* Short exercise:
Repeat every line below exactly as it reads.

* Source material:
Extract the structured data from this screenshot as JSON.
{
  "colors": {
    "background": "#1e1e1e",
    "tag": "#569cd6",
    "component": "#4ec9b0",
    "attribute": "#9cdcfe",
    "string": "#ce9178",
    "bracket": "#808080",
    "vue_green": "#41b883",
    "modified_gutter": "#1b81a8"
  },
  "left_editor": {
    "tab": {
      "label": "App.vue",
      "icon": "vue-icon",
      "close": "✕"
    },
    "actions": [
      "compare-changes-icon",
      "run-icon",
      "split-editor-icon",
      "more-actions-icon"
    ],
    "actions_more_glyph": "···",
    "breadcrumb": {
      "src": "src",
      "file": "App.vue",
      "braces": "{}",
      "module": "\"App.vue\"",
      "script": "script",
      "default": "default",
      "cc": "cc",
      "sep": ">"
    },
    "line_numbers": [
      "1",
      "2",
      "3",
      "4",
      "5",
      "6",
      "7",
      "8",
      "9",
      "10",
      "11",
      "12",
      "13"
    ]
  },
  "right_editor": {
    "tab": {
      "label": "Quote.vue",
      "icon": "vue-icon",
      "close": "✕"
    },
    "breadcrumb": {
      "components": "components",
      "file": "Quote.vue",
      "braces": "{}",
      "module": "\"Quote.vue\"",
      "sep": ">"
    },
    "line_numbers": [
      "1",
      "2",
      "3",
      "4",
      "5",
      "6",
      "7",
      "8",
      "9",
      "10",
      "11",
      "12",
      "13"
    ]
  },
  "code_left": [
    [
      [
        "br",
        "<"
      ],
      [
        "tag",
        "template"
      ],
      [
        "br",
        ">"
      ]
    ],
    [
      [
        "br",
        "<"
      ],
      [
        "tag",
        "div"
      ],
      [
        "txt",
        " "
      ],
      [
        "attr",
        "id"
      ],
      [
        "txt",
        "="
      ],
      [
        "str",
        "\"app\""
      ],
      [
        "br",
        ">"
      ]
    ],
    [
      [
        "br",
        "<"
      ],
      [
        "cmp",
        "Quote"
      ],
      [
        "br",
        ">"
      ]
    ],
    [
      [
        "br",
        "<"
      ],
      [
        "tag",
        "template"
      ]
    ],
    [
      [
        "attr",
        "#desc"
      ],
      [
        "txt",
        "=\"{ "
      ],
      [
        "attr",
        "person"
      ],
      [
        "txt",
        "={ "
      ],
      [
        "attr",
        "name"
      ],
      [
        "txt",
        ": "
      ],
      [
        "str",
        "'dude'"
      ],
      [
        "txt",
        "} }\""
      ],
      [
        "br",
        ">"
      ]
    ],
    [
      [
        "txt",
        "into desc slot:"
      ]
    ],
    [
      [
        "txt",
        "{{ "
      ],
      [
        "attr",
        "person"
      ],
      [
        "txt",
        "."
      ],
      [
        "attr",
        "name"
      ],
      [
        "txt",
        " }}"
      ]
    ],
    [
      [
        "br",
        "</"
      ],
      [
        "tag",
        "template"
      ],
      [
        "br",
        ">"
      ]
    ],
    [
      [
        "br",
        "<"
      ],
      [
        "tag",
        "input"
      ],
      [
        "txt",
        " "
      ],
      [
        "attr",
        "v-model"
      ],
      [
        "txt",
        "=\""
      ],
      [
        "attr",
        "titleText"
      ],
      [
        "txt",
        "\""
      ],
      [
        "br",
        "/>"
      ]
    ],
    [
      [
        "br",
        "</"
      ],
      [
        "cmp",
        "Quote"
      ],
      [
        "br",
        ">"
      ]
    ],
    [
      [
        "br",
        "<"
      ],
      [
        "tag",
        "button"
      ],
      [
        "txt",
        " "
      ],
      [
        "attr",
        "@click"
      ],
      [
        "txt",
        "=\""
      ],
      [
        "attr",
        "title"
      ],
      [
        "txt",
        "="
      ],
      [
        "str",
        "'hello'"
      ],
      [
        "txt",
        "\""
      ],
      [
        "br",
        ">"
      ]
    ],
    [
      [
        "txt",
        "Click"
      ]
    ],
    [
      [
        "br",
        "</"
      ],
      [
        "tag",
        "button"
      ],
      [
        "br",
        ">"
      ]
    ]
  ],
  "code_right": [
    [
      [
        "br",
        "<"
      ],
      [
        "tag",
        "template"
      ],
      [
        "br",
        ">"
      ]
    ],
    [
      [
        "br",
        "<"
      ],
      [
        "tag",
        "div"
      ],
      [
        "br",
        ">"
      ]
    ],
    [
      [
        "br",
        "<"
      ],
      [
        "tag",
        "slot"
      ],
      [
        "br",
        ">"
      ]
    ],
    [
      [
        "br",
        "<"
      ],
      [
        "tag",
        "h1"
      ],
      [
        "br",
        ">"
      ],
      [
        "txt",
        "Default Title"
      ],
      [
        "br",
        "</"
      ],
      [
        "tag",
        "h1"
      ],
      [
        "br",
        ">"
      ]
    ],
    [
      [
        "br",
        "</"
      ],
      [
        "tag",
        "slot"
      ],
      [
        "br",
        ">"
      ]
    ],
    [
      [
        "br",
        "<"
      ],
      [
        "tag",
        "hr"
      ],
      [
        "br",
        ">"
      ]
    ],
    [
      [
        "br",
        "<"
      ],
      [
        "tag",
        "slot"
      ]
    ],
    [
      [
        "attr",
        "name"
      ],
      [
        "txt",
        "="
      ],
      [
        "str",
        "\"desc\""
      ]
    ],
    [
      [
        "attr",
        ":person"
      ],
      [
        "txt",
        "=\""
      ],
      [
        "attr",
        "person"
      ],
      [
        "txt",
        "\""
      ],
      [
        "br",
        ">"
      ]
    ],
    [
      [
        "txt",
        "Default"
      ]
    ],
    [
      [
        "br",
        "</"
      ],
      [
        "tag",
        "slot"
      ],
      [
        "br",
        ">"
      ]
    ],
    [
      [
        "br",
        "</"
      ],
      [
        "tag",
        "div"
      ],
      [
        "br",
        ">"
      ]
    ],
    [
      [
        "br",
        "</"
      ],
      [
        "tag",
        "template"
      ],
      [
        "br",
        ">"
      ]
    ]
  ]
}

* Reply:
Extract the structured data from this screenshot as JSON.
{
  "colors": {
    "background": "#1e1e1e",
    "tag": "#569cd6",
    "component": "#4ec9b0",
    "attribute": "#9cdcfe",
    "string": "#ce9178",
    "bracket": "#808080",
    "vue_green": "#41b883",
    "modified_gutter": "#1b81a8"
  },
  "left_editor": {
    "tab": {
      "label": "App.vue",
      "icon": "vue-icon",
      "close": "✕"
    },
    "actions": [
      "compare-changes-icon",
      "run-icon",
      "split-editor-icon",
      "more-actions-icon"
    ],
    "actions_more_glyph": "···",
    "breadcrumb": {
      "src": "src",
      "file": "App.vue",
      "braces": "{}",
      "module": "\"App.vue\"",
      "script": "script",
      "default": "default",
      "cc": "cc",
      "sep": ">"
    },
    "line_numbers": [
      "1",
      "2",
      "3",
      "4",
      "5",
      "6",
      "7",
      "8",
      "9",
      "10",
      "11",
      "12",
      "13"
    ]
  },
  "right_editor": {
    "tab": {
      "label": "Quote.vue",
      "icon": "vue-icon",
      "close": "✕"
    },
    "breadcrumb": {
      "components": "components",
      "file": "Quote.vue",
      "braces": "{}",
      "module": "\"Quote.vue\"",
      "sep": ">"
    },
    "line_numbers": [
      "1",
      "2",
      "3",
      "4",
      "5",
      "6",
      "7",
      "8",
      "9",
      "10",
      "11",
      "12",
      "13"
    ]
  },
  "code_left": [
    [
      [
        "br",
        "<"
      ],
      [
        "tag",
        "template"
      ],
      [
        "br",
        ">"
      ]
    ],
    [
      [
        "br",
        "<"
      ],
      [
        "tag",
        "div"
      ],
      [
        "txt",
        " "
      ],
      [
        "attr",
        "id"
      ],
      [
        "txt",
        "="
      ],
      [
        "str",
        "\"app\""
      ],
      [
        "br",
        ">"
      ]
    ],
    [
      [
        "br",
        "<"
      ],
      [
        "cmp",
        "Quote"
      ],
      [
        "br",
        ">"
      ]
    ],
    [
      [
        "br",
        "<"
      ],
      [
        "tag",
        "template"
      ]
    ],
    [
      [
        "attr",
        "#desc"
      ],
      [
        "txt",
        "=\"{ "
      ],
      [
        "attr",
        "person"
      ],
      [
        "txt",
        "={ "
      ],
      [
        "attr",
        "name"
      ],
      [
        "txt",
        ": "
      ],
      [
        "str",
        "'dude'"
      ],
      [
        "txt",
        "} }\""
      ],
      [
        "br",
        ">"
      ]
    ],
    [
      [
        "txt",
        "into desc slot:"
      ]
    ],
    [
      [
        "txt",
        "{{ "
      ],
      [
        "attr",
        "person"
      ],
      [
        "txt",
        "."
      ],
      [
        "attr",
        "name"
      ],
      [
        "txt",
        " }}"
      ]
    ],
    [
      [
        "br",
        "</"
      ],
      [
        "tag",
        "template"
      ],
      [
        "br",
        ">"
      ]
    ],
    [
      [
        "br",
        "<"
      ],
      [
        "tag",
        "input"
      ],
      [
        "txt",
        " "
      ],
      [
        "attr",
        "v-model"
      ],
      [
        "txt",
        "=\""
      ],
      [
        "attr",
        "titleText"
      ],
      [
        "txt",
        "\""
      ],
      [
        "br",
        "/>"
      ]
    ],
    [
      [
        "br",
        "</"
      ],
      [
        "cmp",
        "Quote"
      ],
      [
        "br",
        ">"
      ]
    ],
    [
      [
        "br",
        "<"
      ],
      [
        "tag",
        "button"
      ],
      [
        "txt",
        " "
      ],
      [
        "attr",
        "@click"
      ],
      [
        "txt",
        "=\""
      ],
      [
        "attr",
        "title"
      ],
      [
        "txt",
        "="
      ],
      [
        "str",
        "'hello'"
      ],
      [
        "txt",
        "\""
      ],
      [
        "br",
        ">"
      ]
    ],
    [
      [
        "txt",
        "Click"
      ]
    ],
    [
      [
        "br",
        "</"
      ],
      [
        "tag",
        "button"
      ],
      [
        "br",
        ">"
      ]
    ]
  ],
  "code_right": [
    [
      [
        "br",
        "<"
      ],
      [
        "tag",
        "template"
      ],
      [
        "br",
        ">"
      ]
    ],
    [
      [
        "br",
        "<"
      ],
      [
        "tag",
        "div"
      ],
      [
        "br",
        ">"
      ]
    ],
    [
      [
        "br",
        "<"
      ],
      [
        "tag",
        "slot"
      ],
      [
        "br",
        ">"
      ]
    ],
    [
      [
        "br",
        "<"
      ],
      [
        "tag",
        "h1"
      ],
      [
        "br",
        ">"
      ],
      [
        "txt",
        "Default Title"
      ],
      [
        "br",
        "</"
      ],
      [
        "tag",
        "h1"
      ],
      [
        "br",
        ">"
      ]
    ],
    [
      [
        "br",
        "</"
      ],
      [
        "tag",
        "slot"
      ],
      [
        "br",
        ">"
      ]
    ],
    [
      [
        "br",
        "<"
      ],
      [
        "tag",
        "hr"
      ],
      [
        "br",
        ">"
      ]
    ],
    [
      [
        "br",
        "<"
      ],
      [
        "tag",
        "slot"
      ]
    ],
    [
      [
        "attr",
        "name"
      ],
      [
        "txt",
        "="
      ],
      [
        "str",
        "\"desc\""
      ]
    ],
    [
      [
        "attr",
        ":person"
      ],
      [
        "txt",
        "=\""
      ],
      [
        "attr",
        "person"
      ],
      [
        "txt",
        "\""
      ],
      [
        "br",
        ">"
      ]
    ],
    [
      [
        "txt",
        "Default"
      ]
    ],
    [
      [
        "br",
        "</"
      ],
      [
        "tag",
        "slot"
      ],
      [
        "br",
        ">"
      ]
    ],
    [
      [
        "br",
        "</"
      ],
      [
        "tag",
        "div"
      ],
      [
        "br",
        ">"
      ]
    ],
    [
      [
        "br",
        "</"
      ],
      [
        "tag",
        "template"
      ],
      [
        "br",
        ">"
      ]
    ]
  ]
}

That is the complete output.